GOAL: Lines containing the string "this" are to be counted. Write only how many there are.
━━ RECORDS FOR PROCESSING
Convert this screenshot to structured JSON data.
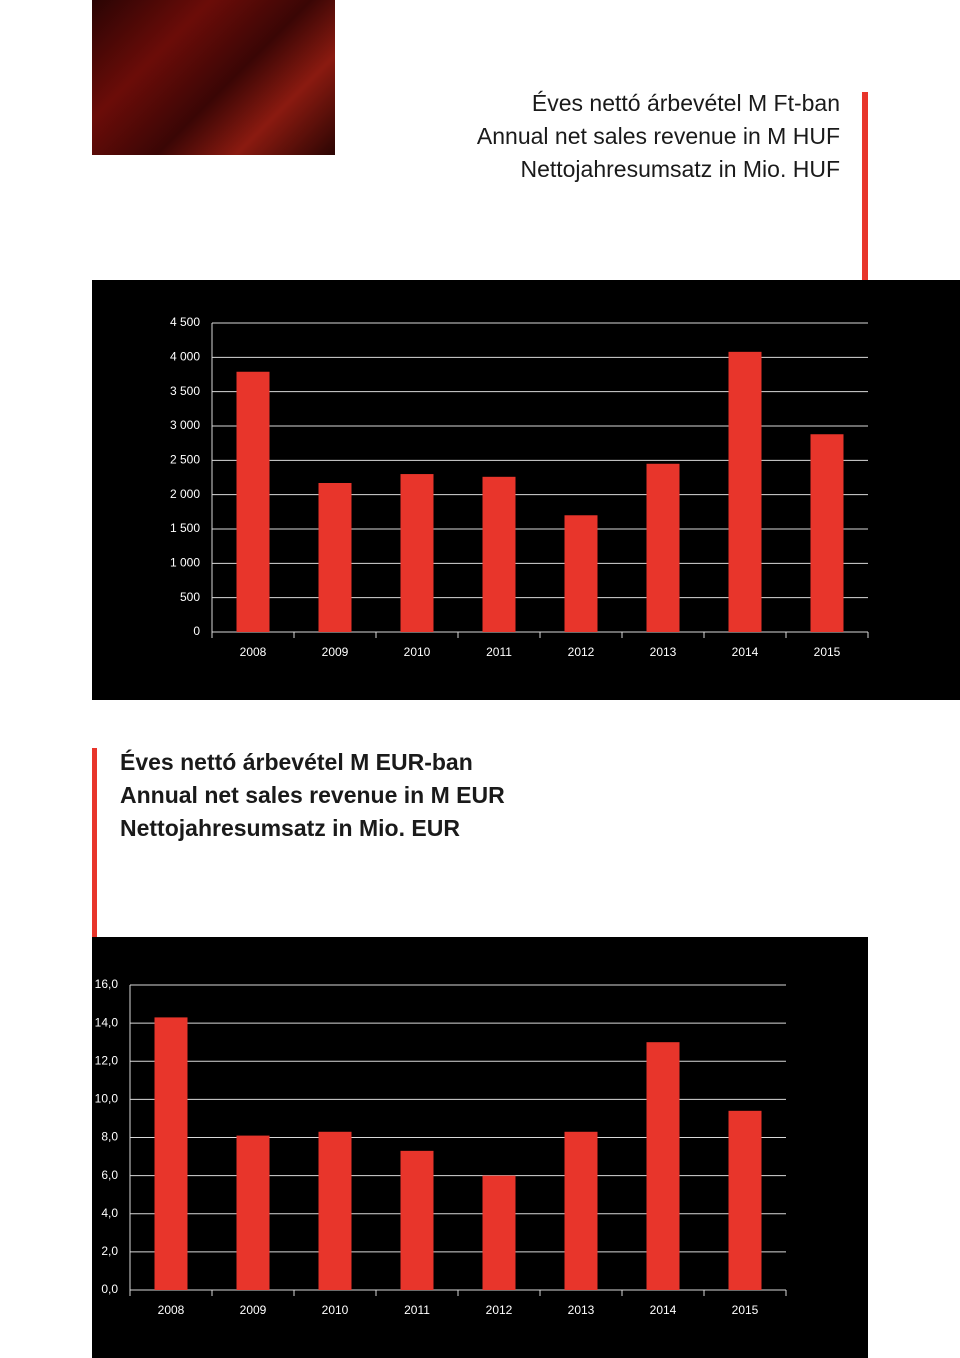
{
  "chart_data": [
    {
      "type": "bar",
      "title": [
        "Éves nettó árbevétel M Ft-ban",
        "Annual net sales revenue in M HUF",
        "Nettojahresumsatz in Mio. HUF"
      ],
      "categories": [
        "2008",
        "2009",
        "2010",
        "2011",
        "2012",
        "2013",
        "2014",
        "2015"
      ],
      "values": [
        3790,
        2170,
        2300,
        2260,
        1700,
        2450,
        4080,
        2880
      ],
      "color": "#e8352b",
      "ylim": [
        0,
        4500
      ],
      "yticks": [
        0,
        500,
        {
          "value": 1000,
          "label": "1 000"
        },
        {
          "value": 1500,
          "label": "1 500"
        },
        {
          "value": 2000,
          "label": "2 000"
        },
        {
          "value": 2500,
          "label": "2 500"
        },
        {
          "value": 3000,
          "label": "3 000"
        },
        {
          "value": 3500,
          "label": "3 500"
        },
        {
          "value": 4000,
          "label": "4 000"
        },
        {
          "value": 4500,
          "label": "4 500"
        }
      ],
      "grid": true
    },
    {
      "type": "bar",
      "title": [
        "Éves nettó árbevétel M EUR-ban",
        "Annual net sales revenue in M EUR",
        "Nettojahresumsatz in Mio. EUR"
      ],
      "categories": [
        "2008",
        "2009",
        "2010",
        "2011",
        "2012",
        "2013",
        "2014",
        "2015"
      ],
      "values": [
        14.3,
        8.1,
        8.3,
        7.3,
        6.0,
        8.3,
        13.0,
        9.4
      ],
      "color": "#e8352b",
      "ylim": [
        0,
        16
      ],
      "yticks": [
        {
          "value": 0,
          "label": "0,0"
        },
        {
          "value": 2,
          "label": "2,0"
        },
        {
          "value": 4,
          "label": "4,0"
        },
        {
          "value": 6,
          "label": "6,0"
        },
        {
          "value": 8,
          "label": "8,0"
        },
        {
          "value": 10,
          "label": "10,0"
        },
        {
          "value": 12,
          "label": "12,0"
        },
        {
          "value": 14,
          "label": "14,0"
        },
        {
          "value": 16,
          "label": "16,0"
        }
      ],
      "grid": true
    }
  ]
}
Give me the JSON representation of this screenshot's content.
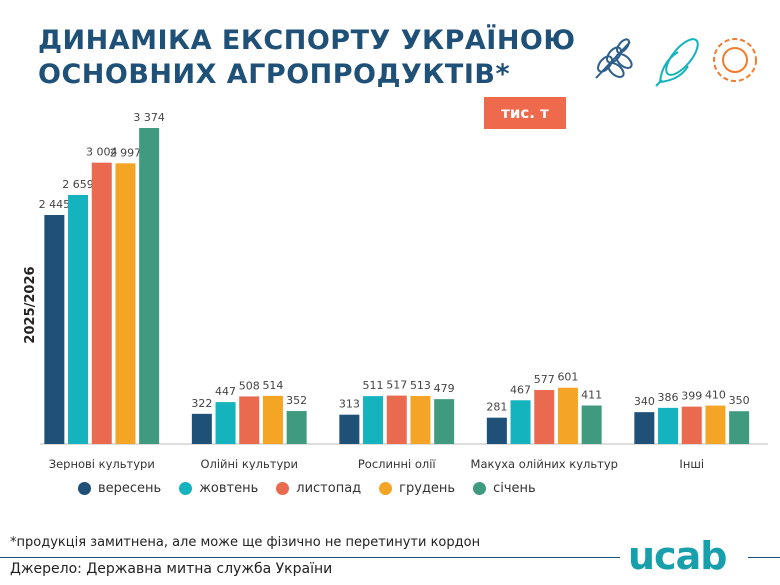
━━━━
EXERCISE RESULT: 2